**Set problem:**
Copy each line in which the string "data" occurs.

**Input:**
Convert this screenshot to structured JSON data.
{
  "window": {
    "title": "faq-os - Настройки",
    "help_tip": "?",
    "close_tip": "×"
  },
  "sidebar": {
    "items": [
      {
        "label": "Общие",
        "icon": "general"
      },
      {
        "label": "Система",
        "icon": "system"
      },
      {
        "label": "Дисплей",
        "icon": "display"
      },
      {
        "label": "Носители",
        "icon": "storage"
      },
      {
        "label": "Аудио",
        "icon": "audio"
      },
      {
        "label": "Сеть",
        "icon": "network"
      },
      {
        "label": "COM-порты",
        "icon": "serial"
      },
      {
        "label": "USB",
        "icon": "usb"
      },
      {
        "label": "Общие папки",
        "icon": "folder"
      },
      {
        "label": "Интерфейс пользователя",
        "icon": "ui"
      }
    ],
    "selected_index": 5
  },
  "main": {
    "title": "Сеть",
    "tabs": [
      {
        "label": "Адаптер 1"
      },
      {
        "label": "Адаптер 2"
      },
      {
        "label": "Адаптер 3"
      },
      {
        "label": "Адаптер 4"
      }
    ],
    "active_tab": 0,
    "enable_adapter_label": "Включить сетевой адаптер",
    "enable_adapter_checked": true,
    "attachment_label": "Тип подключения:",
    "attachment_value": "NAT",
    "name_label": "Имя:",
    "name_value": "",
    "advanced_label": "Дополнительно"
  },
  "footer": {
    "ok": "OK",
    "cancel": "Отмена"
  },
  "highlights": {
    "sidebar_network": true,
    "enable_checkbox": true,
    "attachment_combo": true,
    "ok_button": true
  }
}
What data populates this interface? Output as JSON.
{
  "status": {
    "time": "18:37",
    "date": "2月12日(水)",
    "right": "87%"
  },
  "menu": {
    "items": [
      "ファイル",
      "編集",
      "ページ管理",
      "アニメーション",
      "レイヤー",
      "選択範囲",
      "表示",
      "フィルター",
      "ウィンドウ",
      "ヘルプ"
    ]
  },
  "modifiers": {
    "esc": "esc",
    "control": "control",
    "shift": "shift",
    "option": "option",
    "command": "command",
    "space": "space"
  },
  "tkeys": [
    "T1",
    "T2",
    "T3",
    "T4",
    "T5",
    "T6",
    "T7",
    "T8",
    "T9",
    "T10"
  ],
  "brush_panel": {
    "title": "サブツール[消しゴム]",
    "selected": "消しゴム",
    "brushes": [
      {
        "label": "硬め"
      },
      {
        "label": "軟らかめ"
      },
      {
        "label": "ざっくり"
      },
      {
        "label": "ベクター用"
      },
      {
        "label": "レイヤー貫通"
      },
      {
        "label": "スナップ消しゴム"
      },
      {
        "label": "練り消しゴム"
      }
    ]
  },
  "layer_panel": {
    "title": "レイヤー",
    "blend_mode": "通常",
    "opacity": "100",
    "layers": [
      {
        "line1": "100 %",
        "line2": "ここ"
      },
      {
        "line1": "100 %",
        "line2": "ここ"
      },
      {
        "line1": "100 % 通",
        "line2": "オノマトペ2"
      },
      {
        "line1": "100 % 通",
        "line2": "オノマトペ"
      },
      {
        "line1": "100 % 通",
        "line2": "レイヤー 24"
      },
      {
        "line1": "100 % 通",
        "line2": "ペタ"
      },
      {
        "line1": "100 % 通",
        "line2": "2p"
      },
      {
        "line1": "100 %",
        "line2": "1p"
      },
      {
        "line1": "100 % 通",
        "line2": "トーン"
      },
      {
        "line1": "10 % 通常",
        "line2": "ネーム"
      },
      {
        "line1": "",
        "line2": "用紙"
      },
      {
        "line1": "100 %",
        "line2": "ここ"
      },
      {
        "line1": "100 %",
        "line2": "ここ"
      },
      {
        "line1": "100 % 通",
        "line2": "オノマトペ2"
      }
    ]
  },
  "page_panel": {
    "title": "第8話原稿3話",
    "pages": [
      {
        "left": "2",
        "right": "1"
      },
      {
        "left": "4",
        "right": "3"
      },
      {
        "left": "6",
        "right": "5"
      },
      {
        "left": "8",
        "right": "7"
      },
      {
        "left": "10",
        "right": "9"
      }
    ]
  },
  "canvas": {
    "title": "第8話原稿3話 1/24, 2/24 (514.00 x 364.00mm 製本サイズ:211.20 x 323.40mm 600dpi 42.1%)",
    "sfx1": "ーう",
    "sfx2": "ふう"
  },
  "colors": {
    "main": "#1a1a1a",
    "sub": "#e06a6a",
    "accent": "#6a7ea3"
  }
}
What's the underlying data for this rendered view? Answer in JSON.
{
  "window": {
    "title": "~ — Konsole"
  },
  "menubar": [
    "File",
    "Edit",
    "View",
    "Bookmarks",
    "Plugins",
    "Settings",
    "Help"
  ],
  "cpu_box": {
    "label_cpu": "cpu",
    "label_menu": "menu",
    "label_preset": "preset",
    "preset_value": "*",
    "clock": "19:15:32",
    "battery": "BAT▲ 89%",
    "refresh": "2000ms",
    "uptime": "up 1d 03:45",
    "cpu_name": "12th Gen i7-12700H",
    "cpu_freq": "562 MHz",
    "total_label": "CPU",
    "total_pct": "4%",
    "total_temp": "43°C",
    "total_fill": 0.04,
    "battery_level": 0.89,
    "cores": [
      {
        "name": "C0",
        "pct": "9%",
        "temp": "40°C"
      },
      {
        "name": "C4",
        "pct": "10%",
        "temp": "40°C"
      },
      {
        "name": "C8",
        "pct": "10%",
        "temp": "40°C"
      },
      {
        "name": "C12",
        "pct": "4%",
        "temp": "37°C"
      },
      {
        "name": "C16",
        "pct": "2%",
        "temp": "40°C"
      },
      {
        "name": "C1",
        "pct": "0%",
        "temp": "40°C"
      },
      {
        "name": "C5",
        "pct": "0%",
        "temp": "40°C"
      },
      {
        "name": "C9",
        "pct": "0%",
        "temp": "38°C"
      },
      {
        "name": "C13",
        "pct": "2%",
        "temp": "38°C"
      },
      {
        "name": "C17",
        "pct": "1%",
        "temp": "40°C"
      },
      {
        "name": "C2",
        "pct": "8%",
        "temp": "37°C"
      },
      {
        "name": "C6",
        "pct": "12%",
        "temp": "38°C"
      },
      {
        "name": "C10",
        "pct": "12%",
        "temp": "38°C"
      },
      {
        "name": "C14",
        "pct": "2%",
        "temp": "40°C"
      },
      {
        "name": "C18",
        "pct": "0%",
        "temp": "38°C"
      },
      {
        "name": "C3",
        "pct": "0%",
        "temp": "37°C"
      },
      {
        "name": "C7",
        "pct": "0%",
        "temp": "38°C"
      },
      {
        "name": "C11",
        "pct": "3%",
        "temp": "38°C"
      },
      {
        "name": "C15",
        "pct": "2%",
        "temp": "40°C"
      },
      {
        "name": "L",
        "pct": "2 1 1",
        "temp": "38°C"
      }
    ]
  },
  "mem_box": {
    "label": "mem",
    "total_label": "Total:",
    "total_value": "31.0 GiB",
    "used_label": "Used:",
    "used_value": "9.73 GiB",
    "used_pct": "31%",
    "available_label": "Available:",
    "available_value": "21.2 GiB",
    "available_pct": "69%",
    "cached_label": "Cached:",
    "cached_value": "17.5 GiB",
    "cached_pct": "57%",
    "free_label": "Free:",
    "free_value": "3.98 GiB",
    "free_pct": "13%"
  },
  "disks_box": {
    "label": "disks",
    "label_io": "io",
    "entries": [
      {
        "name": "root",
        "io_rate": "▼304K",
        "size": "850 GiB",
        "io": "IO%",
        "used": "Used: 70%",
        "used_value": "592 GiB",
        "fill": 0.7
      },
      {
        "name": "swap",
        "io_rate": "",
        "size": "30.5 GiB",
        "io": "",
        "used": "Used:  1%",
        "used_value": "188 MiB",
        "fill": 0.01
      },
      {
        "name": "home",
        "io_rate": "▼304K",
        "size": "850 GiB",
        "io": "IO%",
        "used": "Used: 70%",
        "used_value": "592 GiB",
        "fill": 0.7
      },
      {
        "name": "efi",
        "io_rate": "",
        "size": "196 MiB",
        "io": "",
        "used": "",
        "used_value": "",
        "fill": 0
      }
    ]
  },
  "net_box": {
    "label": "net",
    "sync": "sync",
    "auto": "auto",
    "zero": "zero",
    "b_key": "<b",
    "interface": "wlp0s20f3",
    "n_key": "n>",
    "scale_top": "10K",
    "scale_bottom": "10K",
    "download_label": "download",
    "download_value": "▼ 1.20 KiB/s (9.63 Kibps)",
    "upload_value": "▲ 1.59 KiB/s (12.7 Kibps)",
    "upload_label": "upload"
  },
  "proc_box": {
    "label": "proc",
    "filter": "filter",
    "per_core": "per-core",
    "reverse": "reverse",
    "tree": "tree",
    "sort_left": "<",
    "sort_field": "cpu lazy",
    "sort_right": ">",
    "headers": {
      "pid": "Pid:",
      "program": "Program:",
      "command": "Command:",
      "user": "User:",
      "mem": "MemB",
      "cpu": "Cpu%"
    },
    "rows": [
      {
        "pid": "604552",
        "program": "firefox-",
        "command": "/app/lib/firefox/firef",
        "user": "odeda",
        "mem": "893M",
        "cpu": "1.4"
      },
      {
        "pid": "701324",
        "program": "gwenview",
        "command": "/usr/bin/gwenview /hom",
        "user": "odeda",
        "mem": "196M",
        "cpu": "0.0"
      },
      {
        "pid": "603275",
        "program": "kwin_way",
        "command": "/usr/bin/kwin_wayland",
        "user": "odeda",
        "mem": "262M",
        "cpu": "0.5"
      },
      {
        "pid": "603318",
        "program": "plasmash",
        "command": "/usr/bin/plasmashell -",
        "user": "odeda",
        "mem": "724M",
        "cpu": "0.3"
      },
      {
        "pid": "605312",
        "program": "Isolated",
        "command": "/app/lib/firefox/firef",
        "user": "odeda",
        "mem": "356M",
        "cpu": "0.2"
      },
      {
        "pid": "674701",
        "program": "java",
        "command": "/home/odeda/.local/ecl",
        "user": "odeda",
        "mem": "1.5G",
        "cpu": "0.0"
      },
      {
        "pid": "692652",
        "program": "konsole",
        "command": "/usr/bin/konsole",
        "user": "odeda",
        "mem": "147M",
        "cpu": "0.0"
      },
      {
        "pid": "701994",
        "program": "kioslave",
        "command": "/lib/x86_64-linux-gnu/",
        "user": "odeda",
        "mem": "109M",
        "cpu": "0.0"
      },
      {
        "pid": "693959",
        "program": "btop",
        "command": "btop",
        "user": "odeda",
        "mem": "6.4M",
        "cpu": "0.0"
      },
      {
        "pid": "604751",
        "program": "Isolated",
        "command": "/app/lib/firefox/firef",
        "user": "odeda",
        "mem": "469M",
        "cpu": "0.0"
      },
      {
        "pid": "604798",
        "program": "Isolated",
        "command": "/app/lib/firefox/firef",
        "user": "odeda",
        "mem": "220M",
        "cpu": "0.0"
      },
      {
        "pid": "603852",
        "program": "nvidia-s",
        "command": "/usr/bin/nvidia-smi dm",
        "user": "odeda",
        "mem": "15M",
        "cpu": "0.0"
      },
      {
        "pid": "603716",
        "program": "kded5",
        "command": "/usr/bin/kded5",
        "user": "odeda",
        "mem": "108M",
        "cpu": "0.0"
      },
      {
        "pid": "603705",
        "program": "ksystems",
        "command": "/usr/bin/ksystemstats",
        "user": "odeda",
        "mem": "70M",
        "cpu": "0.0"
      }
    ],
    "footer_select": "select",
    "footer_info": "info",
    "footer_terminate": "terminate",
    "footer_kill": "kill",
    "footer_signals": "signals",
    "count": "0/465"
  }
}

**Finished answer:**
Convert this screenshot to structured JSON data.
What data populates this interface? Output as JSON.
What's the underlying data for this rendered view? Answer in JSON.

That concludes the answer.